## SHORT EXERCISE
Copy all lines of the listing that include the string "różnych".

## ENTRIES SUPPLIED
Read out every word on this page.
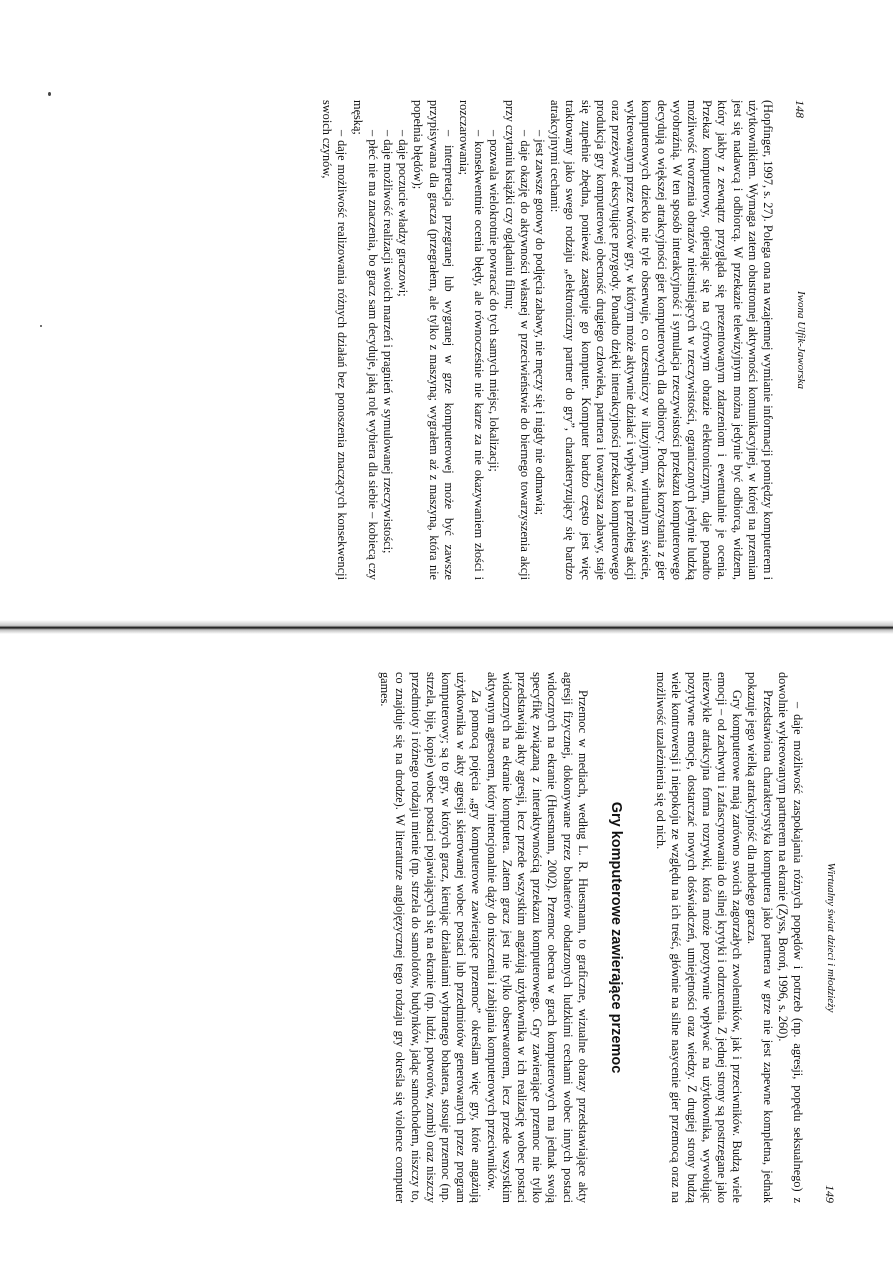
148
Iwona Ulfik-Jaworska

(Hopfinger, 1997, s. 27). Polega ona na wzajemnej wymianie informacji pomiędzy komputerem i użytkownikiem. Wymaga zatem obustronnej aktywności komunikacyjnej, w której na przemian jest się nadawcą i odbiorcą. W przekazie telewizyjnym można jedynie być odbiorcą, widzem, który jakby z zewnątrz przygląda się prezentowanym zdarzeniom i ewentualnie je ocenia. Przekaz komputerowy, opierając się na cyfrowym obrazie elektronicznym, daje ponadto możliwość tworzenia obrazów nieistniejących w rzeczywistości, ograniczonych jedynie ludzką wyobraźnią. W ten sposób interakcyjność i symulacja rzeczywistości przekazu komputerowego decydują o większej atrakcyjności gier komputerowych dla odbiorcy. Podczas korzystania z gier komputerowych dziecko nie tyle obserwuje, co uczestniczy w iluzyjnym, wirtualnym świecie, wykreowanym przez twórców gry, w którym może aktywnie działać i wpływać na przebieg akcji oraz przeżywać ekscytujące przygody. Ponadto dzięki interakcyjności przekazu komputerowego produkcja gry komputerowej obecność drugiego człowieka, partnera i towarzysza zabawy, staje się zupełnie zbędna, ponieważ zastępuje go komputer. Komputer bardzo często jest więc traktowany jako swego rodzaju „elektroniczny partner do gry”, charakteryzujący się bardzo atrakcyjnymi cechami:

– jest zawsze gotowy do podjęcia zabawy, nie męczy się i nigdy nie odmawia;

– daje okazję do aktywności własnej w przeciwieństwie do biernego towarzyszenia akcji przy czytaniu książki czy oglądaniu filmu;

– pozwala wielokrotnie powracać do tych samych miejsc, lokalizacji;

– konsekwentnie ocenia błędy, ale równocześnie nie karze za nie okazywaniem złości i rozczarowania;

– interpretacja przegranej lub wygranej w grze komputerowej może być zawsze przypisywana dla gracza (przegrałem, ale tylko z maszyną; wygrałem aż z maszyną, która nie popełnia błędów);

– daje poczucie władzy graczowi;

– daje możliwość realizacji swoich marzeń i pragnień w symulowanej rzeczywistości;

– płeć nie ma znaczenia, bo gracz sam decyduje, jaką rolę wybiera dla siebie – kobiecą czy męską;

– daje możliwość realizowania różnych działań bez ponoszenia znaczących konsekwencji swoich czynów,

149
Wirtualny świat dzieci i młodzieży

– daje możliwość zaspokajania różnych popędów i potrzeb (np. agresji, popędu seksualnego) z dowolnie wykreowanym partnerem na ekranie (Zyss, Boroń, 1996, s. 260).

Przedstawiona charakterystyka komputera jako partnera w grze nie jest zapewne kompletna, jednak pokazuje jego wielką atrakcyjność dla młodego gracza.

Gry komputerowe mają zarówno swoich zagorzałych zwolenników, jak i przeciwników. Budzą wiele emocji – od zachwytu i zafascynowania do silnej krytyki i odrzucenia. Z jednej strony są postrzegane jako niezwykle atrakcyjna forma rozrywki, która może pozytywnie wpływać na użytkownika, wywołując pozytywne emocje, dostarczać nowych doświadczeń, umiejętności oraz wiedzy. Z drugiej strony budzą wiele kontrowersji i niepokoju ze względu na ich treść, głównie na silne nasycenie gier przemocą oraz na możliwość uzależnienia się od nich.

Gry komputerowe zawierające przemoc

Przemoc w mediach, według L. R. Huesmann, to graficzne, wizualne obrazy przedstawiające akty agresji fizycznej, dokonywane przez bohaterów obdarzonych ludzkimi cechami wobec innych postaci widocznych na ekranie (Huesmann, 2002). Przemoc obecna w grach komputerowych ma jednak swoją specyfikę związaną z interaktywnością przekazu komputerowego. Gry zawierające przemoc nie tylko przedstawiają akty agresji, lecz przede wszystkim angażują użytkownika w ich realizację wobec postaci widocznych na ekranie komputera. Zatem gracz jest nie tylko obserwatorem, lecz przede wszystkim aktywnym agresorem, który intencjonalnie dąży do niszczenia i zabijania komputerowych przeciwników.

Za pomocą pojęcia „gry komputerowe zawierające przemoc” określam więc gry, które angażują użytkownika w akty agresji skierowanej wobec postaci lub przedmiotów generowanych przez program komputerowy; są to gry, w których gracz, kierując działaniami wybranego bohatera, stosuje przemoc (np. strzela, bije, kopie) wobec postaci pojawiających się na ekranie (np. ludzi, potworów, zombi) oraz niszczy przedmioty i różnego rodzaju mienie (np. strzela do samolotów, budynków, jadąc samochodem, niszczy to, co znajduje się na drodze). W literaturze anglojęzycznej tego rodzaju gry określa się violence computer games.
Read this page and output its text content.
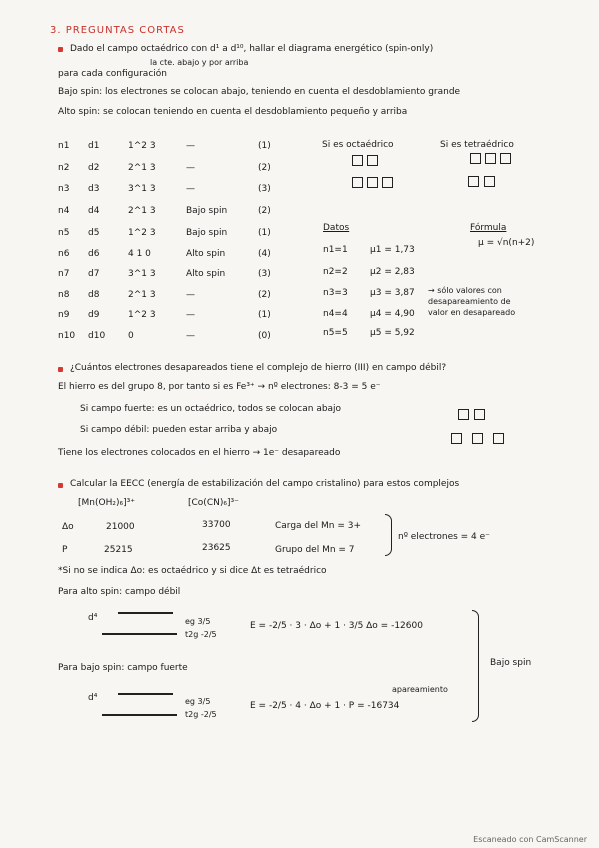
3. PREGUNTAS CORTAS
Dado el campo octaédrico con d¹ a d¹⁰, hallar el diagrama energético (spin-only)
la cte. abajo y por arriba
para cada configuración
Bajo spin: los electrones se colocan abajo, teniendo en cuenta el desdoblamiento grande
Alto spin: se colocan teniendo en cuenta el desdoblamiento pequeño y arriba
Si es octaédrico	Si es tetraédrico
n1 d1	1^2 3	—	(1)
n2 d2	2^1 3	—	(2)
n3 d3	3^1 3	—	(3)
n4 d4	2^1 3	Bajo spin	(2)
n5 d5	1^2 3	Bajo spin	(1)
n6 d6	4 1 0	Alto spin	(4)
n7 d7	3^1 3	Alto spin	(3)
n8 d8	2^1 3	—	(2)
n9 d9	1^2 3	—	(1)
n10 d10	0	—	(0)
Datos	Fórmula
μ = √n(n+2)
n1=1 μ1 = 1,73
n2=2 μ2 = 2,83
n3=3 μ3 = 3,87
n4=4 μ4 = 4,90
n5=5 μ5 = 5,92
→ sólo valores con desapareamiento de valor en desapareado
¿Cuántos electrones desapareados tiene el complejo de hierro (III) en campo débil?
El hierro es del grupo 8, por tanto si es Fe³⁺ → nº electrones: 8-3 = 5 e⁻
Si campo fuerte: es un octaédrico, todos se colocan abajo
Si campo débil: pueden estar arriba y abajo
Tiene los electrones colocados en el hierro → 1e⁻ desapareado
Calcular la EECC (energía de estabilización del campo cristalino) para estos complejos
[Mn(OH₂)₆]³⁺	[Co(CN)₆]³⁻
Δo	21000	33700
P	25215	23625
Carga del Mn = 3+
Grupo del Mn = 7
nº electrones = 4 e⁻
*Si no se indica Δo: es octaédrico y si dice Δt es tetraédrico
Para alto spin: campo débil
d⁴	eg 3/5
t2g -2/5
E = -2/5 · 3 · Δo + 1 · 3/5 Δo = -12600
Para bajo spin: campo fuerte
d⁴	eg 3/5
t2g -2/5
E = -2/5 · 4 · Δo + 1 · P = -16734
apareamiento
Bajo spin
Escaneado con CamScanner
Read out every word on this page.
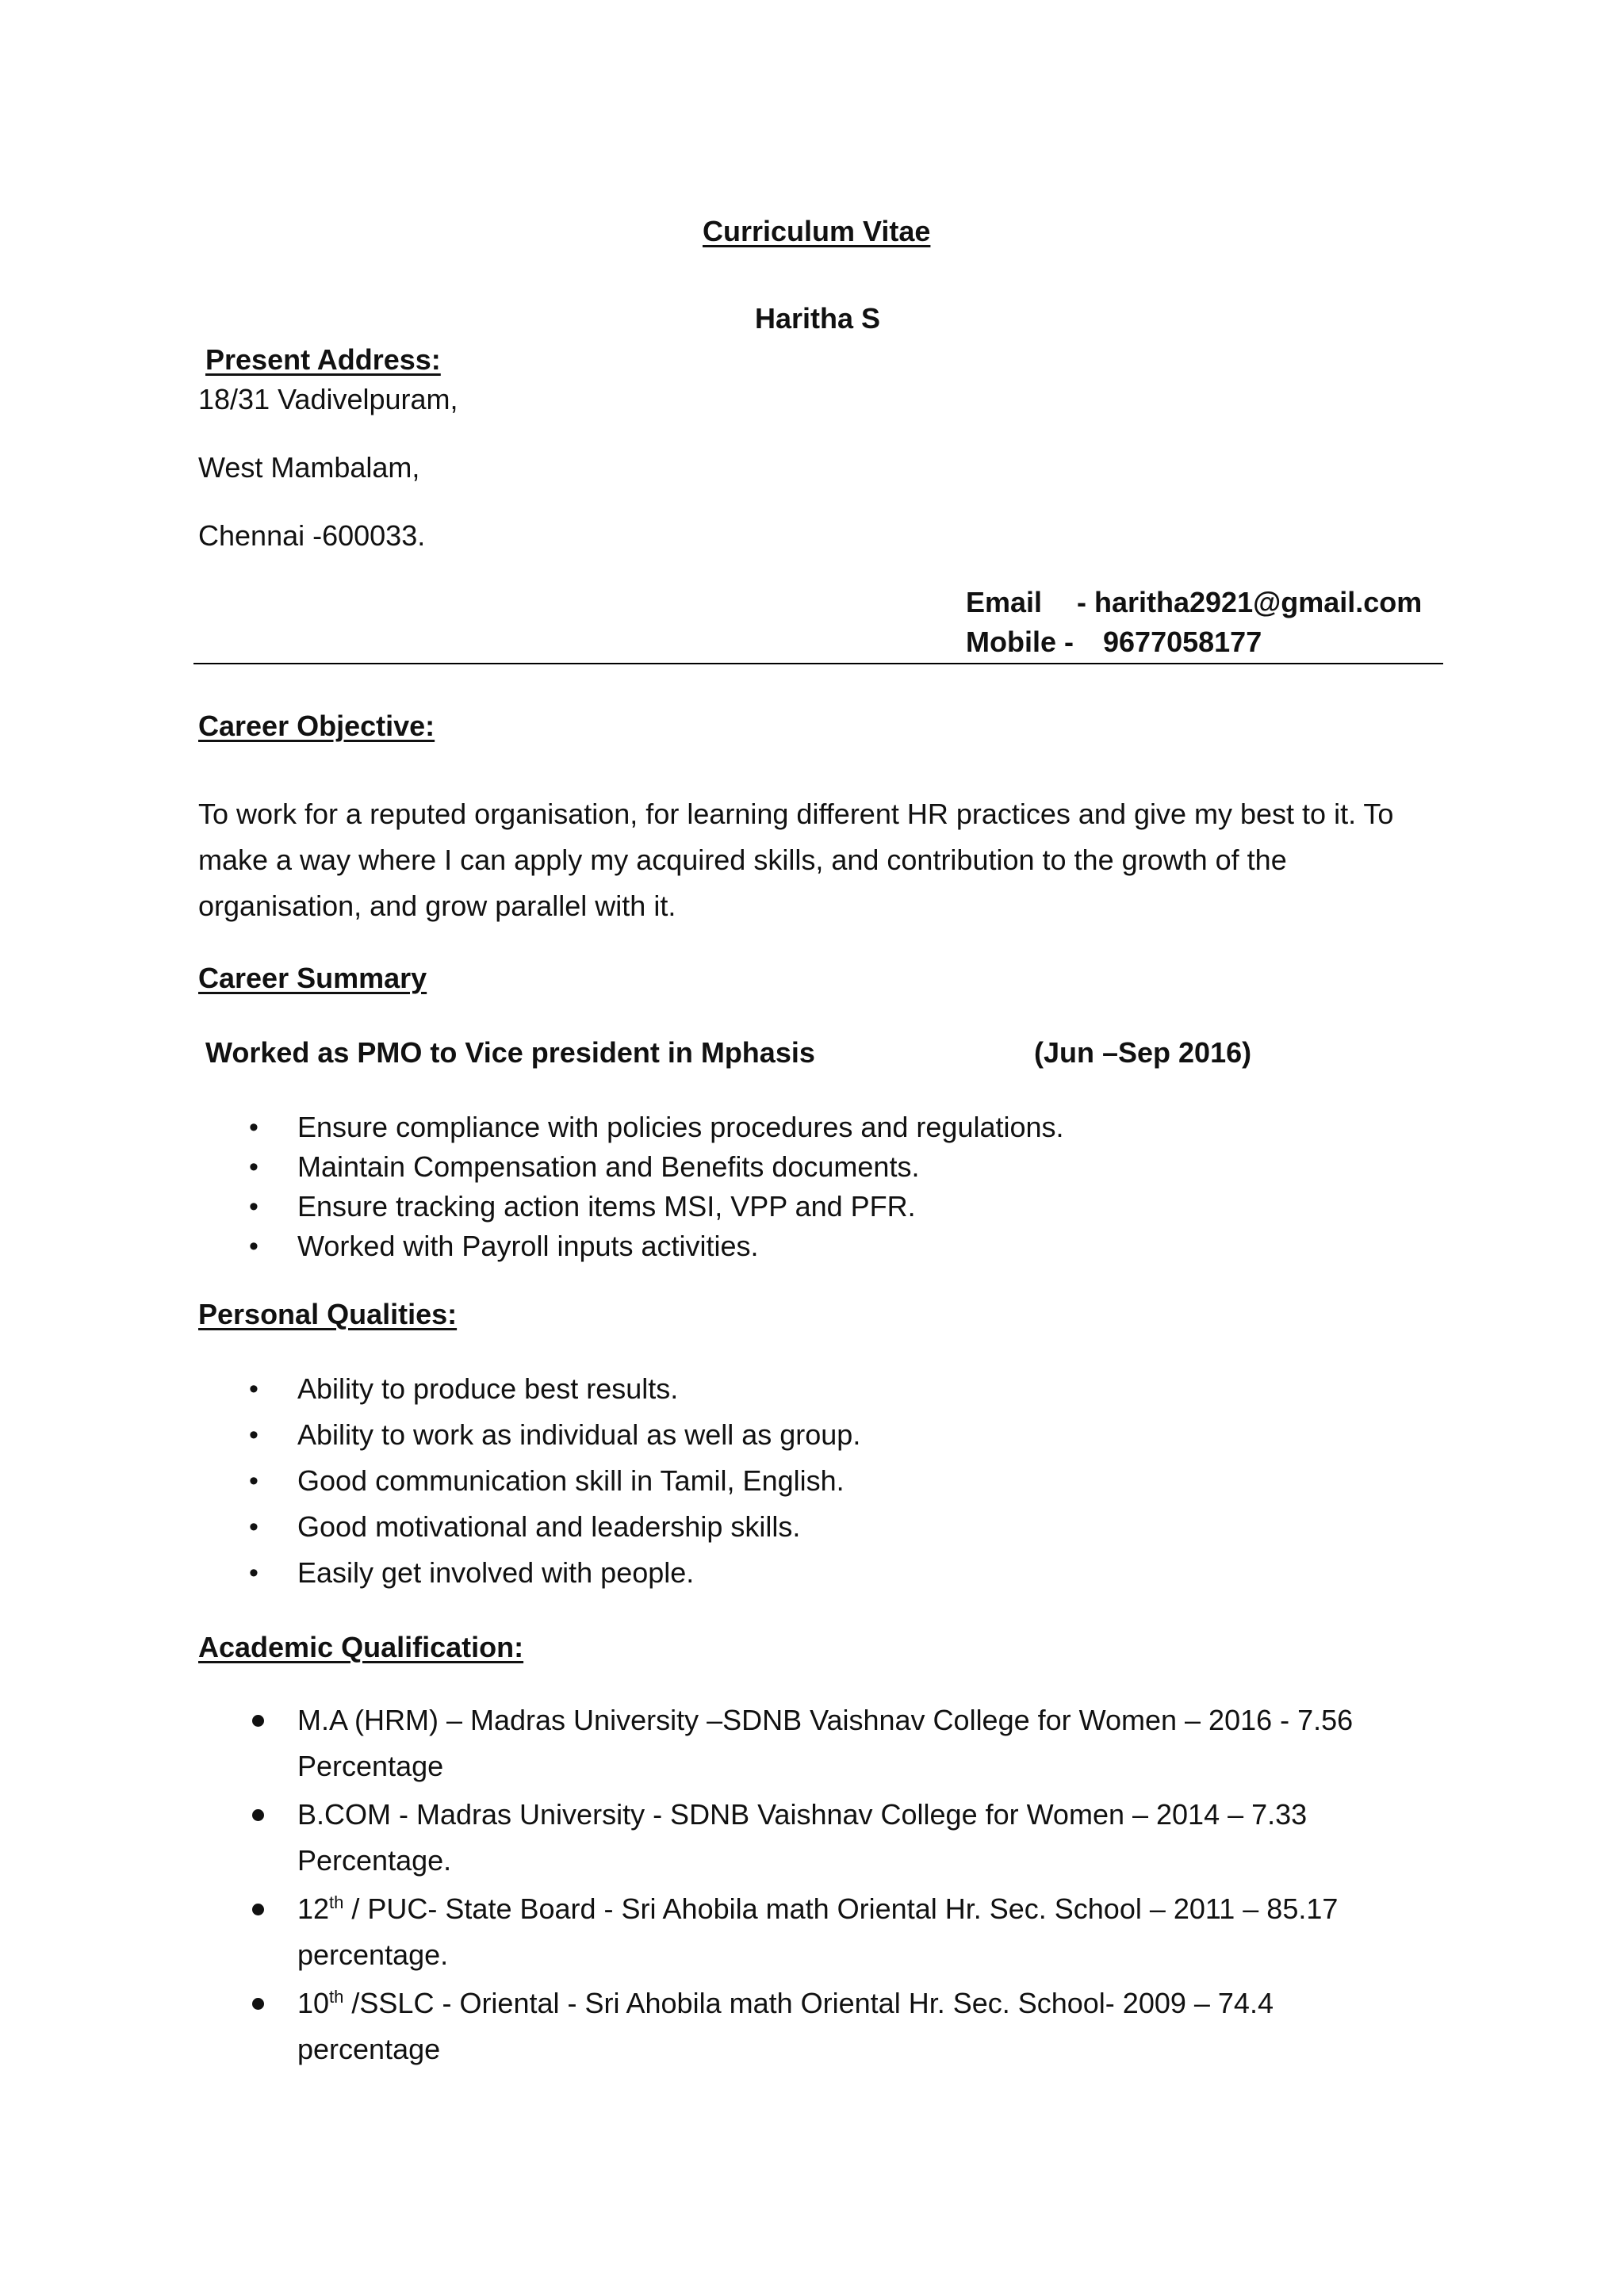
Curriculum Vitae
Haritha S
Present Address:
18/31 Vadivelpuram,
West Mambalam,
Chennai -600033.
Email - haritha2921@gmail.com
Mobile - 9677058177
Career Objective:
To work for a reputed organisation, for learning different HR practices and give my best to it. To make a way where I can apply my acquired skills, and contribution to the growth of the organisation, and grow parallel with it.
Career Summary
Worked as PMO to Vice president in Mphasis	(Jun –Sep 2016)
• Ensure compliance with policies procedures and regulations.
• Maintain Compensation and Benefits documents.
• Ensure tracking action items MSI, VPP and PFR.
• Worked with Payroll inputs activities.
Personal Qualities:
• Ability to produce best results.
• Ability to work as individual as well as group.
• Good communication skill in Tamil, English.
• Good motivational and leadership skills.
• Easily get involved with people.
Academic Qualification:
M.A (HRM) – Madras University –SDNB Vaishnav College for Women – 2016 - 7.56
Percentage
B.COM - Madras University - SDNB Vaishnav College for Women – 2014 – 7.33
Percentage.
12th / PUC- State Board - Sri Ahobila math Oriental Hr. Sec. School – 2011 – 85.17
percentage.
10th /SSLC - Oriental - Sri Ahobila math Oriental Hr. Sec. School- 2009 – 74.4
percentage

## TASK RESPONSE
– daje możliwość realizowania różnych działań bez ponoszenia znaczących konsekwencji swoich czynów,
– daje możliwość zaspokajania różnych popędów i potrzeb (np. agresji, popędu seksualnego) z dowolnie wykreowanym partnerem na ekranie (Zyss, Boroń, 1996, s. 260).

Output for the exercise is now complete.